Where does the string "this" appear? Copy every line of the entries below that holds it.
# RECORDS TO USE start
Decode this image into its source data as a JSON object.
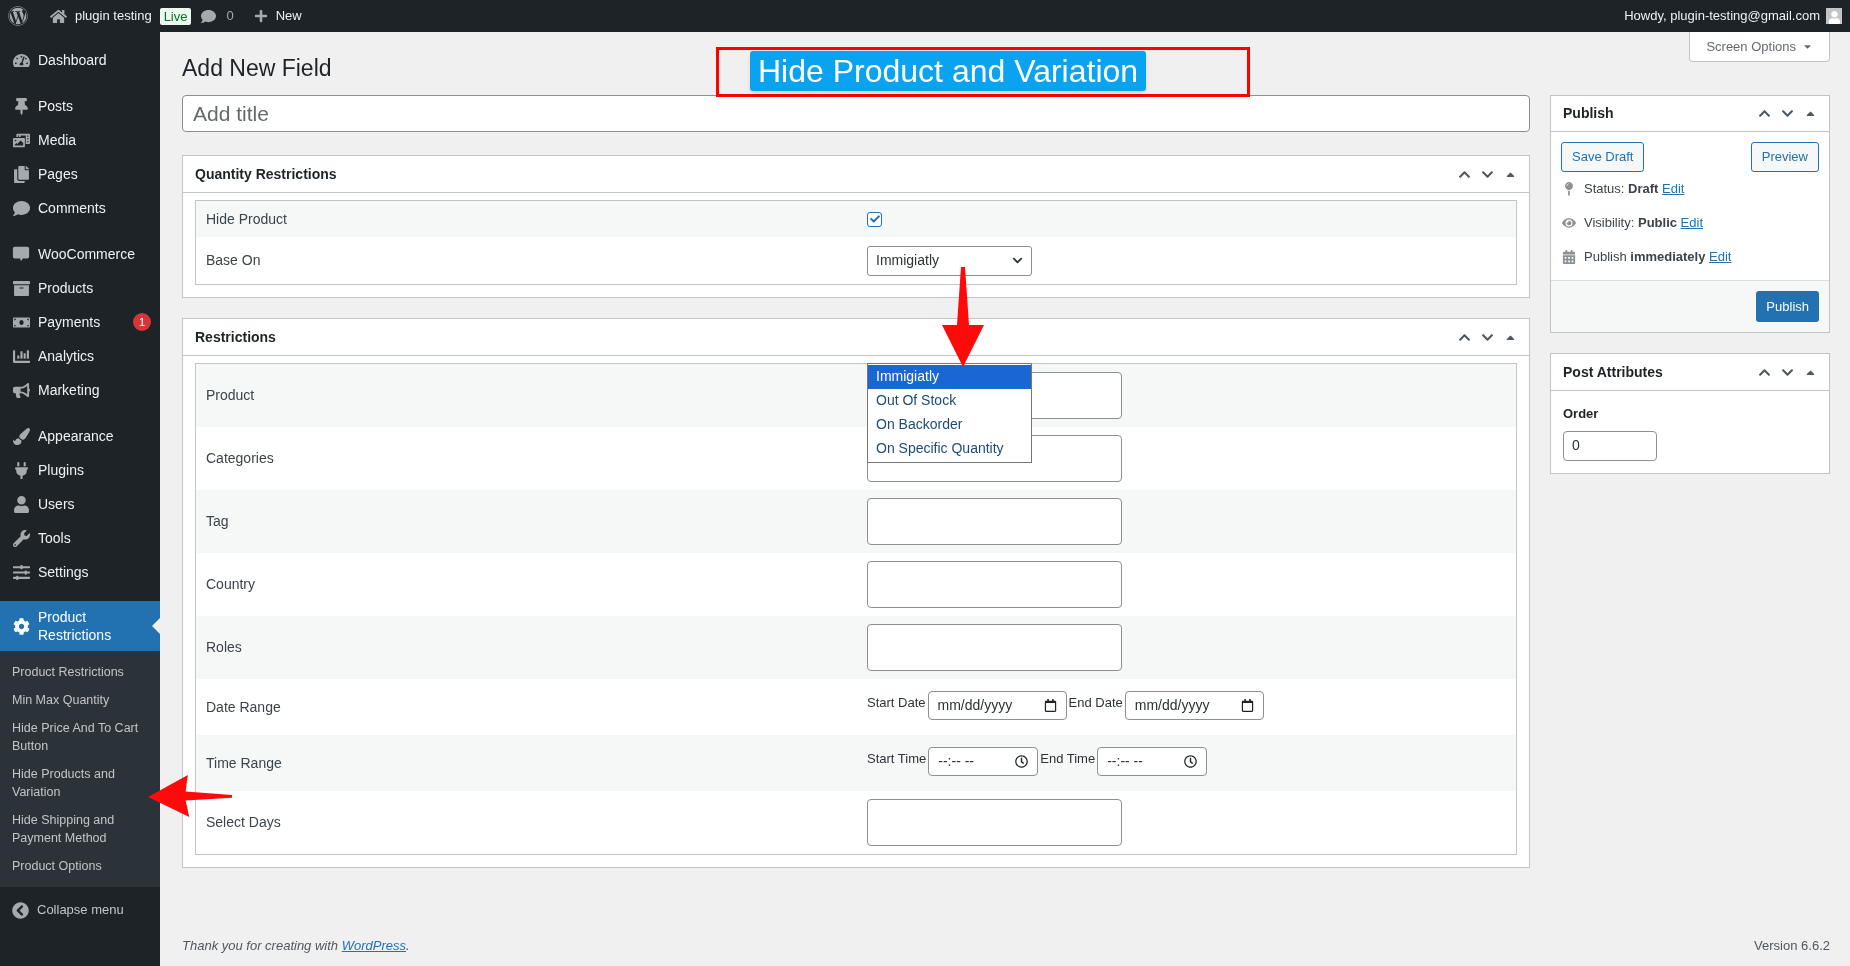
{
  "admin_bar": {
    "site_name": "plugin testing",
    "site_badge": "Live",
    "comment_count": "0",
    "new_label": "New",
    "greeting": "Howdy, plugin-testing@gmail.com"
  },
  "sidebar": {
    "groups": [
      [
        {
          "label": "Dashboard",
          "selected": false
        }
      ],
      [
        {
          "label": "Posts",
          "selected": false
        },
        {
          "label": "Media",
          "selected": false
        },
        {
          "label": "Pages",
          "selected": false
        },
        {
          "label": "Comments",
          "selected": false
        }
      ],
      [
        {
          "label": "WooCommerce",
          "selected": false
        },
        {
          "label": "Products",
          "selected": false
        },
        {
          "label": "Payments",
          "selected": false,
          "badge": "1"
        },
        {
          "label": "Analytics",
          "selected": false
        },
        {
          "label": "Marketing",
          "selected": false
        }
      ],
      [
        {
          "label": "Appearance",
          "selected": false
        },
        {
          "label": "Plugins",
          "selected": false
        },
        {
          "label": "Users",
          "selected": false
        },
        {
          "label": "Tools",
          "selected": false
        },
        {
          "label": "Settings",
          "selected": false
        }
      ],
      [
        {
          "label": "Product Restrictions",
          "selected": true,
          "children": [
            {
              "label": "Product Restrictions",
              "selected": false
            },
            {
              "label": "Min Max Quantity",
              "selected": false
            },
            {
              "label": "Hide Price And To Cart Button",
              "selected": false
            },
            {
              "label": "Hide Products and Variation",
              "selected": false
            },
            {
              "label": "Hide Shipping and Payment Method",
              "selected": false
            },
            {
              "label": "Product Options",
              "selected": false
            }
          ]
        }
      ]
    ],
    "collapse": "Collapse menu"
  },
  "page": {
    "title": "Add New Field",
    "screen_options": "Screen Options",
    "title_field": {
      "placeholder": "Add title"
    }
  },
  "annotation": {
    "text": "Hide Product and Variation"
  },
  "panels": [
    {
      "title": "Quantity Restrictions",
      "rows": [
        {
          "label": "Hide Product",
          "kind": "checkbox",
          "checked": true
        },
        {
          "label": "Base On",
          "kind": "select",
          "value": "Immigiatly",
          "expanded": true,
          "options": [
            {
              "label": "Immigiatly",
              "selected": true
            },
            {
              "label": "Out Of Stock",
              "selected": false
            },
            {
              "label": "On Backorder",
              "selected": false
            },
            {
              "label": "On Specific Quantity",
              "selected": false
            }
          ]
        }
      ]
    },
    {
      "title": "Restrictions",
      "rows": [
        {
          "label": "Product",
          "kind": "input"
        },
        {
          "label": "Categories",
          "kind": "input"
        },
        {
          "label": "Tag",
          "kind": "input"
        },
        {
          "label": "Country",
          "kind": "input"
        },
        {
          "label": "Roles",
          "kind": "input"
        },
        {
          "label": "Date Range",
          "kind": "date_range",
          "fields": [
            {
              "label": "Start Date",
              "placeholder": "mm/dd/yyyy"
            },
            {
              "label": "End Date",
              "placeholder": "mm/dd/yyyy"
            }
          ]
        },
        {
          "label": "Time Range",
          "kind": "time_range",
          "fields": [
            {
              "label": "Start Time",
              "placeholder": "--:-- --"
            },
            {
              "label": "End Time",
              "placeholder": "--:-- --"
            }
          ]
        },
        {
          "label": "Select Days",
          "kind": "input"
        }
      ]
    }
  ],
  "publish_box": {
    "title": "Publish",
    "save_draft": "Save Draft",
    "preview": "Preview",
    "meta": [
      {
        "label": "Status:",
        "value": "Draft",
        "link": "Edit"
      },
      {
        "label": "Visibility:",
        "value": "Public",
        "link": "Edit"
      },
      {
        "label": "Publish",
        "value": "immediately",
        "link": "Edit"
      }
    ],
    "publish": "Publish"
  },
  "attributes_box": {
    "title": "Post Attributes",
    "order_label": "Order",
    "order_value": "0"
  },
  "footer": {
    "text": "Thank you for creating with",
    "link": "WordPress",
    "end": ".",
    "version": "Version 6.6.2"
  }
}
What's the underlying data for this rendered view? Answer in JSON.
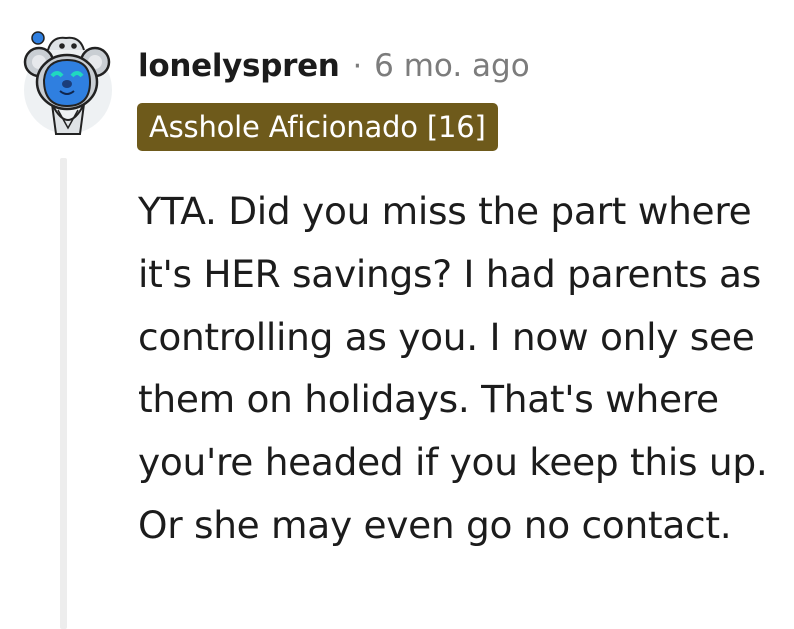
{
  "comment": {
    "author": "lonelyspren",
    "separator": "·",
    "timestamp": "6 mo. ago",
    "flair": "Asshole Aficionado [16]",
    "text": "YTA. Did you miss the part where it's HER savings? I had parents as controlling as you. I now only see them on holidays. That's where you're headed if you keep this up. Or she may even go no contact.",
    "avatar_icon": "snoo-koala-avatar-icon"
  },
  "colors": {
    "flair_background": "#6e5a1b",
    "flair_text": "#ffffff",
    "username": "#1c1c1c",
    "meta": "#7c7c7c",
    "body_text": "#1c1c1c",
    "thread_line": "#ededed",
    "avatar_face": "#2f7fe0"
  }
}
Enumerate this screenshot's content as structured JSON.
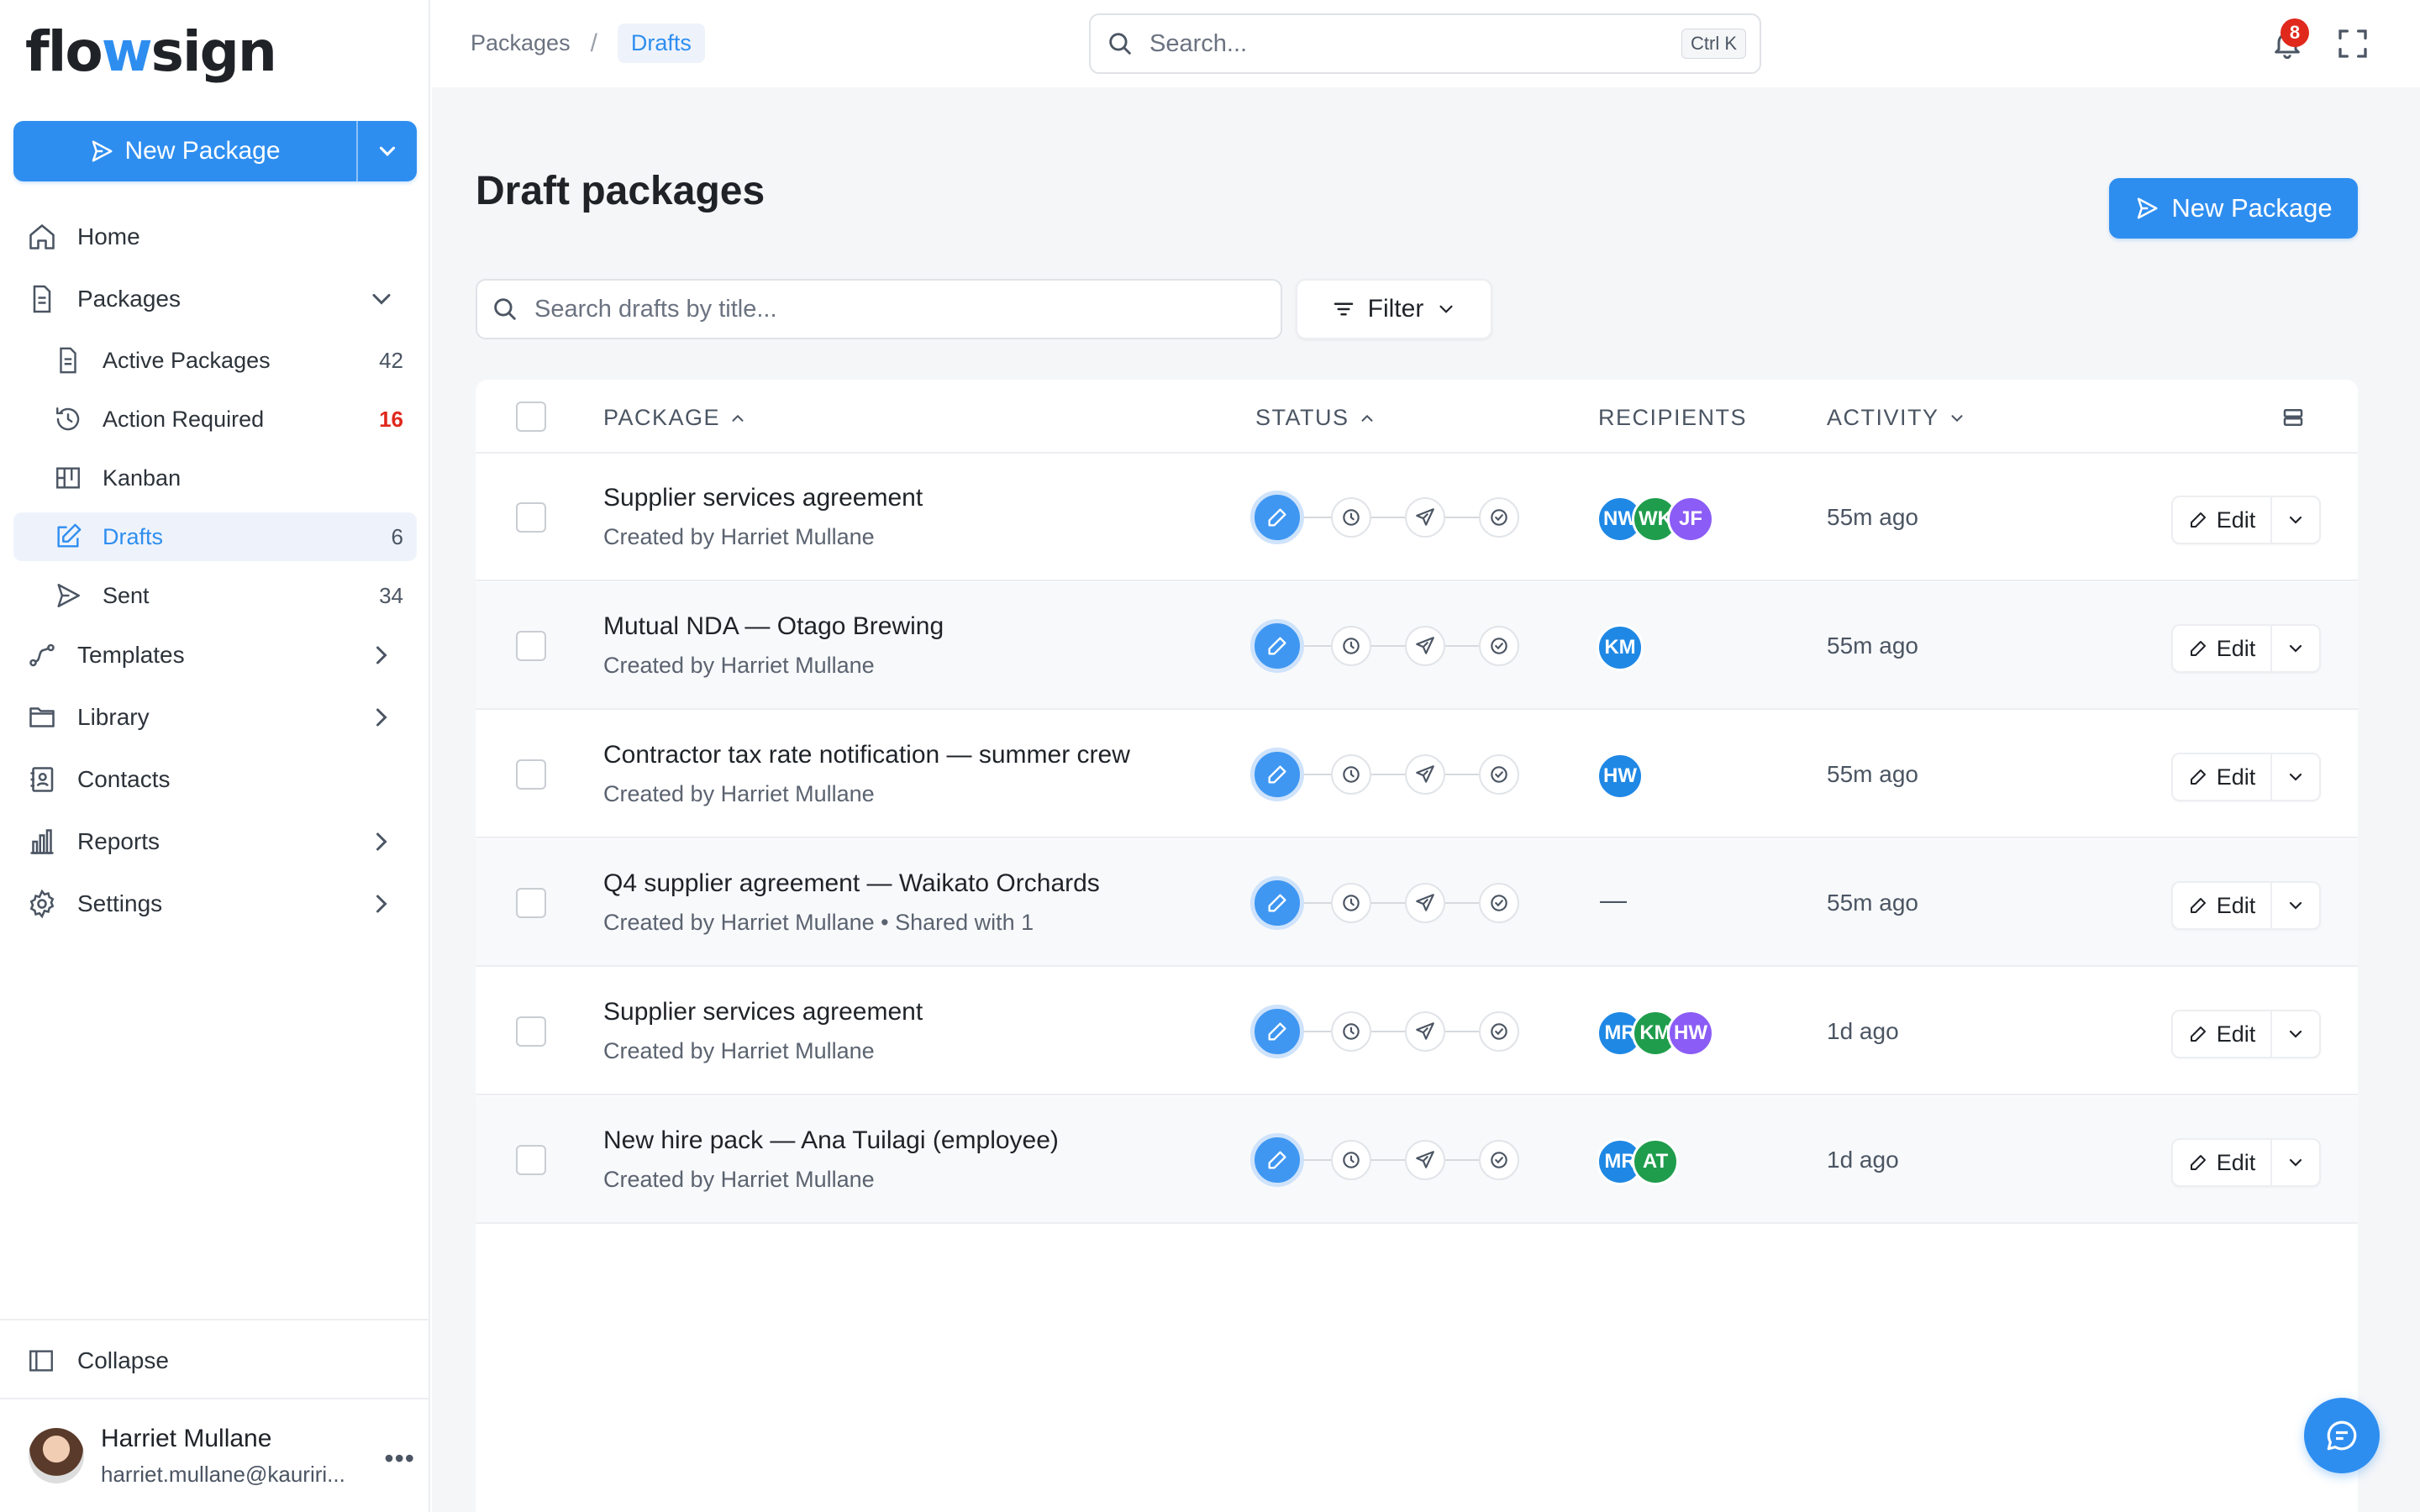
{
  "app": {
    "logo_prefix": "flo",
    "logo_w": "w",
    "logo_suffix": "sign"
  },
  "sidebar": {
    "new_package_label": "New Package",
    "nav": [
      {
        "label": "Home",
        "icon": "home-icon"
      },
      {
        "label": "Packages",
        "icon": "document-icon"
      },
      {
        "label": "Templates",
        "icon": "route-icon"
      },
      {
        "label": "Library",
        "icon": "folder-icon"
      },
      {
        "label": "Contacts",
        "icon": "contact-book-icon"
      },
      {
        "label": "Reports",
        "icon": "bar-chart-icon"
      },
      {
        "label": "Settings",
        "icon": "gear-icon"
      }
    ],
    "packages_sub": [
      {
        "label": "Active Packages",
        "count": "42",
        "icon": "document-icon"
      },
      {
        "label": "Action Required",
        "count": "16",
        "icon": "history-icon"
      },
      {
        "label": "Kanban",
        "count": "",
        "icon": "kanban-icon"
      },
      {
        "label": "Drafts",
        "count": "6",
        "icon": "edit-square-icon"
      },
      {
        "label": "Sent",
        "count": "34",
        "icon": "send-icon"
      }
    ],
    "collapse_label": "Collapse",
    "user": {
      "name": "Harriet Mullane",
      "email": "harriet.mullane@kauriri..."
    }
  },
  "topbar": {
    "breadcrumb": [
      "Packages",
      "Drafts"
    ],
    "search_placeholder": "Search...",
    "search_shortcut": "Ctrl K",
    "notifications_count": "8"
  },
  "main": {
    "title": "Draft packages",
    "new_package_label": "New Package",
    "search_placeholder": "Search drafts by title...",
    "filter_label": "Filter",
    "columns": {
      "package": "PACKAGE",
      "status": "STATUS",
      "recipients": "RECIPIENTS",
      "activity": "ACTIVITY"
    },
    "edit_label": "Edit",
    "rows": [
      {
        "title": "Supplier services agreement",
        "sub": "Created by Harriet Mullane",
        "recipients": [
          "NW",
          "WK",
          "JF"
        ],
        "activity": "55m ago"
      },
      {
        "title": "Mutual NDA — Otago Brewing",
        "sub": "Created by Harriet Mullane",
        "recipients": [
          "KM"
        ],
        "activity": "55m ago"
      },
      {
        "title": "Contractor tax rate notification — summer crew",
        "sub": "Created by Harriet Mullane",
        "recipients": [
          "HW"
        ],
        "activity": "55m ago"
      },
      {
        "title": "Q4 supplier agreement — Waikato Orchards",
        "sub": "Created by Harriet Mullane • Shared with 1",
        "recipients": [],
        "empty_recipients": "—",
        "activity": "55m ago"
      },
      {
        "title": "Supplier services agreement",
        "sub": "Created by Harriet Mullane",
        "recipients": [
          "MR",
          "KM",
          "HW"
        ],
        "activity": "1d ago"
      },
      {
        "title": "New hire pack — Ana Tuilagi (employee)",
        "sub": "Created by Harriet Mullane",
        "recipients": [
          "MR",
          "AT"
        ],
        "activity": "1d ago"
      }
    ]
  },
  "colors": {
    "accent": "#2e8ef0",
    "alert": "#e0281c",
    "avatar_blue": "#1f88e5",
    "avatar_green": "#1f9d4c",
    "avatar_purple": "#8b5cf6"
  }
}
# RECORDS TO USE end
▶ EXERCISE RESULT
Decode this image into its source data as a JSON object.
What's the underlying data for this rendered view? Answer in JSON.
    "text": "YTA. Did you miss the part where it's HER savings? I had parents as controlling as you. I now only see them on holidays. That's where you're headed if you keep this up. Or she may even go no contact.",
Enumerate this screenshot's content as structured JSON.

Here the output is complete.